== MATERIAL FOR THE TASK
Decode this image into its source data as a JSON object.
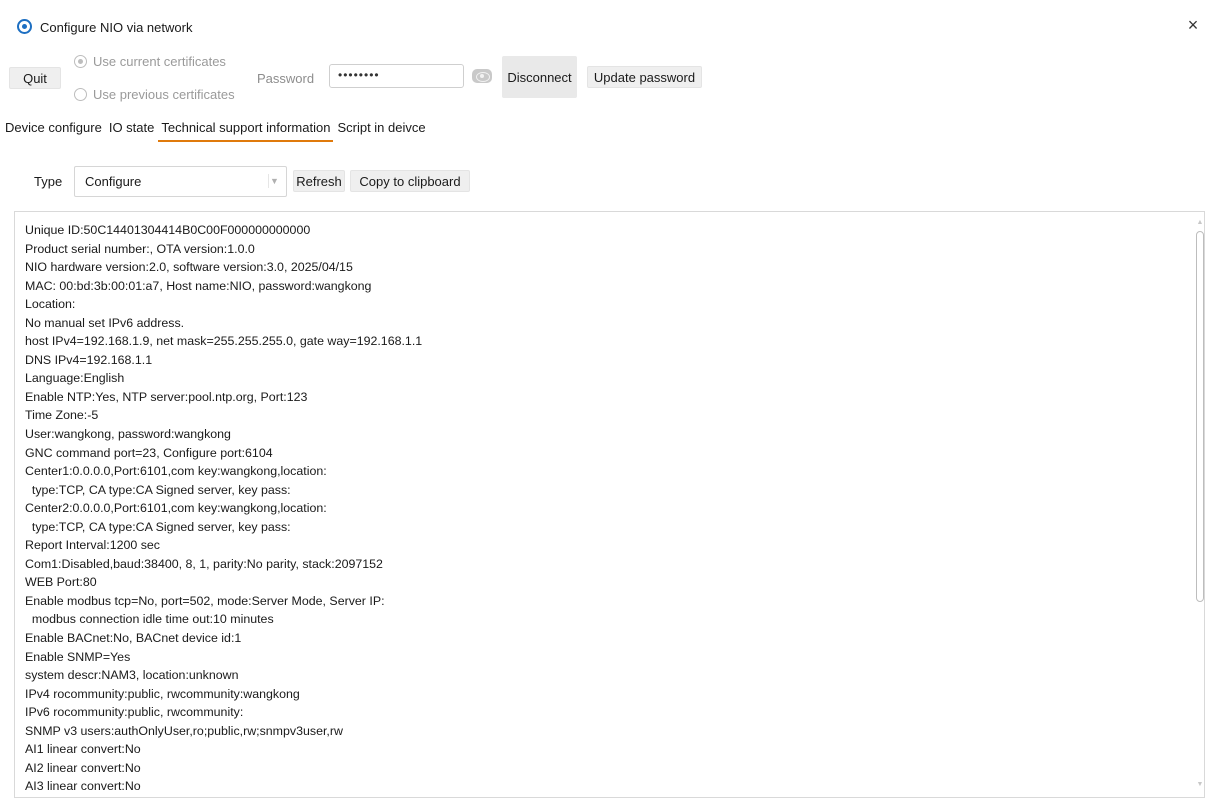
{
  "window": {
    "title": "Configure NIO via network",
    "app_icon": "gear-icon",
    "close_icon": "×"
  },
  "toolbar": {
    "quit_label": "Quit",
    "cert_options": [
      "Use current certificates",
      "Use previous certificates"
    ],
    "selected_cert_option": "Use current certificates",
    "password_label": "Password",
    "password_value": "••••••••",
    "show_password_icon": "eye-icon",
    "disconnect_label": "Disconnect",
    "update_password_label": "Update password"
  },
  "tabs": [
    {
      "label": "Device configure",
      "active": false
    },
    {
      "label": "IO state",
      "active": false
    },
    {
      "label": "Technical support information",
      "active": true
    },
    {
      "label": "Script in deivce",
      "active": false
    }
  ],
  "controls": {
    "type_label": "Type",
    "type_value": "Configure",
    "refresh_label": "Refresh",
    "copy_label": "Copy to clipboard"
  },
  "info_lines": [
    "Unique ID:50C14401304414B0C00F000000000000",
    "Product serial number:, OTA version:1.0.0",
    "NIO hardware version:2.0, software version:3.0, 2025/04/15",
    "MAC: 00:bd:3b:00:01:a7, Host name:NIO, password:wangkong",
    "Location:",
    "No manual set IPv6 address.",
    "host IPv4=192.168.1.9, net mask=255.255.255.0, gate way=192.168.1.1",
    "DNS IPv4=192.168.1.1",
    "Language:English",
    "Enable NTP:Yes, NTP server:pool.ntp.org, Port:123",
    "Time Zone:-5",
    "User:wangkong, password:wangkong",
    "GNC command port=23, Configure port:6104",
    "Center1:0.0.0.0,Port:6101,com key:wangkong,location:",
    "  type:TCP, CA type:CA Signed server, key pass:",
    "Center2:0.0.0.0,Port:6101,com key:wangkong,location:",
    "  type:TCP, CA type:CA Signed server, key pass:",
    "Report Interval:1200 sec",
    "Com1:Disabled,baud:38400, 8, 1, parity:No parity, stack:2097152",
    "WEB Port:80",
    "Enable modbus tcp=No, port=502, mode:Server Mode, Server IP:",
    "  modbus connection idle time out:10 minutes",
    "Enable BACnet:No, BACnet device id:1",
    "Enable SNMP=Yes",
    "system descr:NAM3, location:unknown",
    "IPv4 rocommunity:public, rwcommunity:wangkong",
    "IPv6 rocommunity:public, rwcommunity:",
    "SNMP v3 users:authOnlyUser,ro;public,rw;snmpv3user,rw",
    "AI1 linear convert:No",
    "AI2 linear convert:No",
    "AI3 linear convert:No"
  ],
  "colors": {
    "active_tab_underline": "#e07a0c",
    "icon_accent": "#1d6fc2",
    "disabled_text": "#9a9a9a"
  }
}
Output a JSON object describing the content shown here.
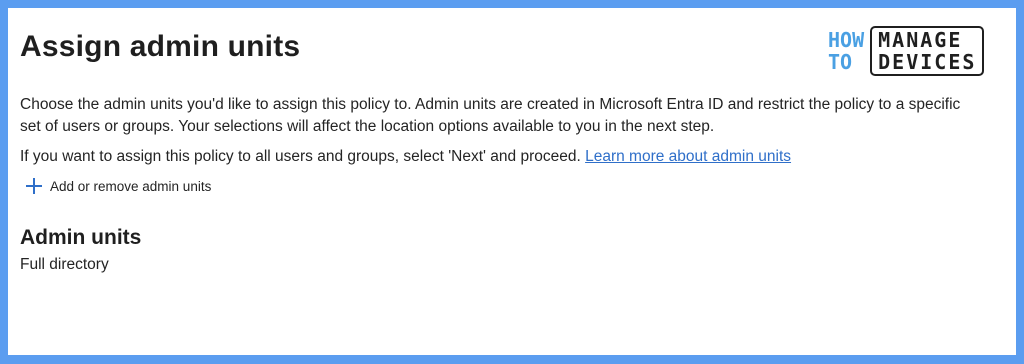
{
  "page": {
    "title": "Assign admin units",
    "description": "Choose the admin units you'd like to assign this policy to. Admin units are created in Microsoft Entra ID and restrict the policy to a specific set of users or groups. Your selections will affect the location options available to you in the next step.",
    "info_text": "If you want to assign this policy to all users and groups, select 'Next' and proceed.",
    "info_link": "Learn more about admin units",
    "add_button_label": "Add or remove admin units",
    "add_button_icon": "plus-icon",
    "section_title": "Admin units",
    "section_value": "Full directory"
  },
  "logo": {
    "word1": "HOW",
    "word2": "TO",
    "word3": "MANAGE",
    "word4": "DEVICES"
  },
  "colors": {
    "frame": "#5b9df0",
    "link": "#2f6fc9",
    "logo_accent": "#4aa0e3"
  }
}
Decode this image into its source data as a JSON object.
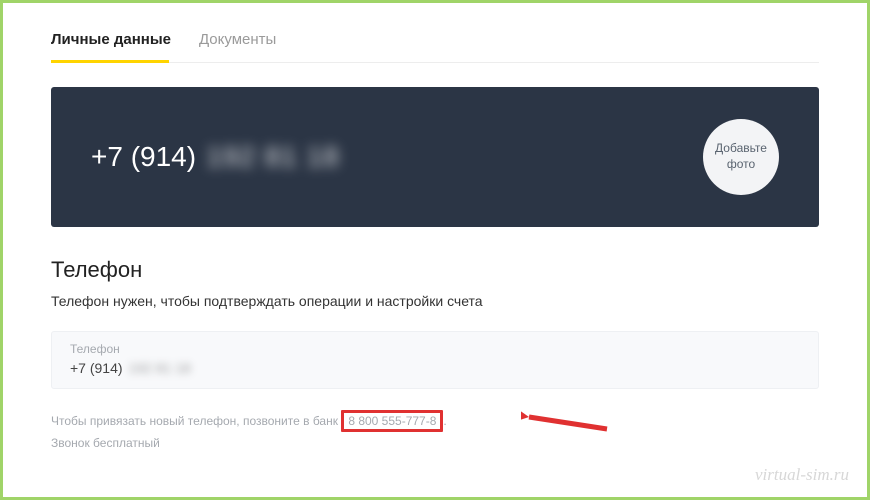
{
  "tabs": {
    "personal": "Личные данные",
    "documents": "Документы"
  },
  "header": {
    "phone_prefix": "+7 (914)",
    "phone_blurred": "192 81 18",
    "avatar_line1": "Добавьте",
    "avatar_line2": "фото"
  },
  "section": {
    "title": "Телефон",
    "desc": "Телефон нужен, чтобы подтверждать операции и настройки счета"
  },
  "phone_box": {
    "label": "Телефон",
    "value_prefix": "+7 (914)",
    "value_blurred": "192 81 18"
  },
  "hint": {
    "line1_pre": "Чтобы привязать новый телефон, позвоните в банк ",
    "highlighted": "8 800 555-777-8",
    "line1_post": ".",
    "line2": "Звонок бесплатный"
  },
  "watermark": "virtual-sim.ru"
}
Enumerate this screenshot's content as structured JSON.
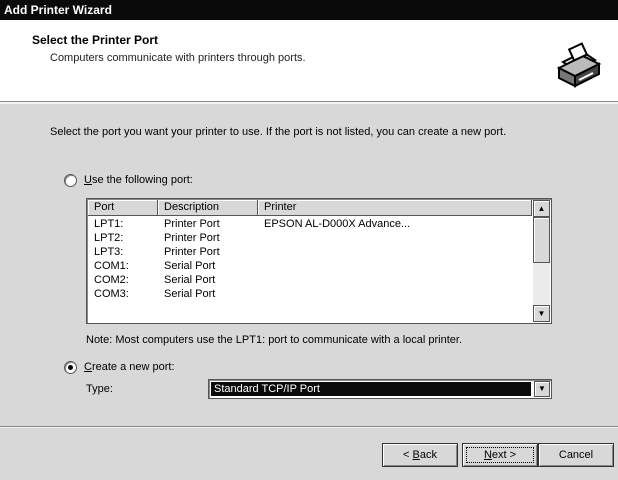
{
  "window": {
    "title": "Add Printer Wizard"
  },
  "header": {
    "title": "Select the Printer Port",
    "subtitle": "Computers communicate with printers through ports.",
    "icon": "printer-icon"
  },
  "intro_text": "Select the port you want your printer to use.  If the port is not listed, you can create a new port.",
  "use_existing": {
    "label_u": "U",
    "label_rest": "se the following port:",
    "selected": false
  },
  "ports_table": {
    "columns": [
      "Port",
      "Description",
      "Printer"
    ],
    "rows": [
      [
        "LPT1:",
        "Printer Port",
        "EPSON AL-D000X Advance..."
      ],
      [
        "LPT2:",
        "Printer Port",
        ""
      ],
      [
        "LPT3:",
        "Printer Port",
        ""
      ],
      [
        "COM1:",
        "Serial Port",
        ""
      ],
      [
        "COM2:",
        "Serial Port",
        ""
      ],
      [
        "COM3:",
        "Serial Port",
        ""
      ]
    ]
  },
  "note": "Note: Most computers use the LPT1: port to communicate with a local printer.",
  "create_new": {
    "label_u": "C",
    "label_rest": "reate a new port:",
    "selected": true
  },
  "port_type": {
    "label": "Type:",
    "value": "Standard TCP/IP Port"
  },
  "buttons": {
    "back": {
      "pre": "< ",
      "u": "B",
      "rest": "ack"
    },
    "next": {
      "u": "N",
      "rest": "ext >"
    },
    "cancel": {
      "label": "Cancel"
    }
  }
}
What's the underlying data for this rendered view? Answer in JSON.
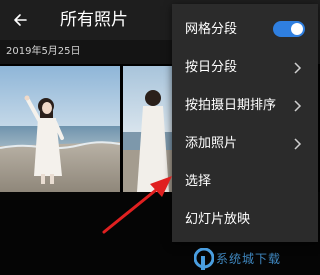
{
  "header": {
    "title": "所有照片",
    "back_icon": "back-arrow-icon"
  },
  "gallery": {
    "date_label": "2019年5月25日",
    "photos": [
      "beach-woman-photo",
      "beach-photo-partial"
    ]
  },
  "menu": {
    "items": [
      {
        "label": "网格分段",
        "control": "toggle",
        "toggle_on": true
      },
      {
        "label": "按日分段",
        "control": "chevron"
      },
      {
        "label": "按拍摄日期排序",
        "control": "chevron"
      },
      {
        "label": "添加照片",
        "control": "chevron"
      },
      {
        "label": "选择",
        "control": "none"
      },
      {
        "label": "幻灯片放映",
        "control": "none"
      }
    ]
  },
  "watermark": {
    "text": "系统城下载"
  },
  "colors": {
    "menu_background": "#2b2b2b",
    "toggle_accent": "#2f7fe0",
    "annotation_arrow": "#e02020",
    "topbar": "#1e1e1e"
  }
}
====
■ **INSTRUCTIONS TO FOLLOW**
Omit the pictures and output all of the other material exactly.

■ **CORRECT RESULT**
Decode this image into its source data as a JSON object.
{
  "window": {
    "title": "Configure NIO via network",
    "app_icon": "gear-icon",
    "close_icon": "×"
  },
  "toolbar": {
    "quit_label": "Quit",
    "cert_options": [
      "Use current certificates",
      "Use previous certificates"
    ],
    "selected_cert_option": "Use current certificates",
    "password_label": "Password",
    "password_value": "••••••••",
    "show_password_icon": "eye-icon",
    "disconnect_label": "Disconnect",
    "update_password_label": "Update password"
  },
  "tabs": [
    {
      "label": "Device configure",
      "active": false
    },
    {
      "label": "IO state",
      "active": false
    },
    {
      "label": "Technical support information",
      "active": true
    },
    {
      "label": "Script in deivce",
      "active": false
    }
  ],
  "controls": {
    "type_label": "Type",
    "type_value": "Configure",
    "refresh_label": "Refresh",
    "copy_label": "Copy to clipboard"
  },
  "info_lines": [
    "Unique ID:50C14401304414B0C00F000000000000",
    "Product serial number:, OTA version:1.0.0",
    "NIO hardware version:2.0, software version:3.0, 2025/04/15",
    "MAC: 00:bd:3b:00:01:a7, Host name:NIO, password:wangkong",
    "Location:",
    "No manual set IPv6 address.",
    "host IPv4=192.168.1.9, net mask=255.255.255.0, gate way=192.168.1.1",
    "DNS IPv4=192.168.1.1",
    "Language:English",
    "Enable NTP:Yes, NTP server:pool.ntp.org, Port:123",
    "Time Zone:-5",
    "User:wangkong, password:wangkong",
    "GNC command port=23, Configure port:6104",
    "Center1:0.0.0.0,Port:6101,com key:wangkong,location:",
    "  type:TCP, CA type:CA Signed server, key pass:",
    "Center2:0.0.0.0,Port:6101,com key:wangkong,location:",
    "  type:TCP, CA type:CA Signed server, key pass:",
    "Report Interval:1200 sec",
    "Com1:Disabled,baud:38400, 8, 1, parity:No parity, stack:2097152",
    "WEB Port:80",
    "Enable modbus tcp=No, port=502, mode:Server Mode, Server IP:",
    "  modbus connection idle time out:10 minutes",
    "Enable BACnet:No, BACnet device id:1",
    "Enable SNMP=Yes",
    "system descr:NAM3, location:unknown",
    "IPv4 rocommunity:public, rwcommunity:wangkong",
    "IPv6 rocommunity:public, rwcommunity:",
    "SNMP v3 users:authOnlyUser,ro;public,rw;snmpv3user,rw",
    "AI1 linear convert:No",
    "AI2 linear convert:No",
    "AI3 linear convert:No"
  ],
  "colors": {
    "active_tab_underline": "#e07a0c",
    "icon_accent": "#1d6fc2",
    "disabled_text": "#9a9a9a"
  }
}
Output a JSON object describing the content shown here.
{
  "page": {
    "title": "Assign admin units",
    "description": "Choose the admin units you'd like to assign this policy to. Admin units are created in Microsoft Entra ID and restrict the policy to a specific set of users or groups. Your selections will affect the location options available to you in the next step.",
    "info_text": "If you want to assign this policy to all users and groups, select 'Next' and proceed.",
    "info_link": "Learn more about admin units",
    "add_button_label": "Add or remove admin units",
    "add_button_icon": "plus-icon",
    "section_title": "Admin units",
    "section_value": "Full directory"
  },
  "logo": {
    "word1": "HOW",
    "word2": "TO",
    "word3": "MANAGE",
    "word4": "DEVICES"
  },
  "colors": {
    "frame": "#5b9df0",
    "link": "#2f6fc9",
    "logo_accent": "#4aa0e3"
  }
}
Decode this image into its source data as a JSON object.
{
  "tabs": {
    "personal": "Личные данные",
    "documents": "Документы"
  },
  "header": {
    "phone_prefix": "+7 (914)",
    "phone_blurred": "192 81 18",
    "avatar_line1": "Добавьте",
    "avatar_line2": "фото"
  },
  "section": {
    "title": "Телефон",
    "desc": "Телефон нужен, чтобы подтверждать операции и настройки счета"
  },
  "phone_box": {
    "label": "Телефон",
    "value_prefix": "+7 (914)",
    "value_blurred": "192 81 18"
  },
  "hint": {
    "line1_pre": "Чтобы привязать новый телефон, позвоните в банк ",
    "highlighted": "8 800 555-777-8",
    "line1_post": ".",
    "line2": "Звонок бесплатный"
  },
  "watermark": "virtual-sim.ru"
}
Enumerate this screenshot's content as structured JSON.
{
  "window": {
    "title": "Add Printer Wizard"
  },
  "header": {
    "title": "Select the Printer Port",
    "subtitle": "Computers communicate with printers through ports.",
    "icon": "printer-icon"
  },
  "intro_text": "Select the port you want your printer to use.  If the port is not listed, you can create a new port.",
  "use_existing": {
    "label_u": "U",
    "label_rest": "se the following port:",
    "selected": false
  },
  "ports_table": {
    "columns": [
      "Port",
      "Description",
      "Printer"
    ],
    "rows": [
      [
        "LPT1:",
        "Printer Port",
        "EPSON AL-D000X Advance..."
      ],
      [
        "LPT2:",
        "Printer Port",
        ""
      ],
      [
        "LPT3:",
        "Printer Port",
        ""
      ],
      [
        "COM1:",
        "Serial Port",
        ""
      ],
      [
        "COM2:",
        "Serial Port",
        ""
      ],
      [
        "COM3:",
        "Serial Port",
        ""
      ]
    ]
  },
  "note": "Note: Most computers use the LPT1: port to communicate with a local printer.",
  "create_new": {
    "label_u": "C",
    "label_rest": "reate a new port:",
    "selected": true
  },
  "port_type": {
    "label": "Type:",
    "value": "Standard TCP/IP Port"
  },
  "buttons": {
    "back": {
      "pre": "< ",
      "u": "B",
      "rest": "ack"
    },
    "next": {
      "u": "N",
      "rest": "ext >"
    },
    "cancel": {
      "label": "Cancel"
    }
  }
}
What's the underlying data for this rendered view? Answer in JSON.
{
  "header": {
    "title": "所有照片",
    "back_icon": "back-arrow-icon"
  },
  "gallery": {
    "date_label": "2019年5月25日",
    "photos": [
      "beach-woman-photo",
      "beach-photo-partial"
    ]
  },
  "menu": {
    "items": [
      {
        "label": "网格分段",
        "control": "toggle",
        "toggle_on": true
      },
      {
        "label": "按日分段",
        "control": "chevron"
      },
      {
        "label": "按拍摄日期排序",
        "control": "chevron"
      },
      {
        "label": "添加照片",
        "control": "chevron"
      },
      {
        "label": "选择",
        "control": "none"
      },
      {
        "label": "幻灯片放映",
        "control": "none"
      }
    ]
  },
  "watermark": {
    "text": "系统城下载"
  },
  "colors": {
    "menu_background": "#2b2b2b",
    "toggle_accent": "#2f7fe0",
    "annotation_arrow": "#e02020",
    "topbar": "#1e1e1e"
  }
}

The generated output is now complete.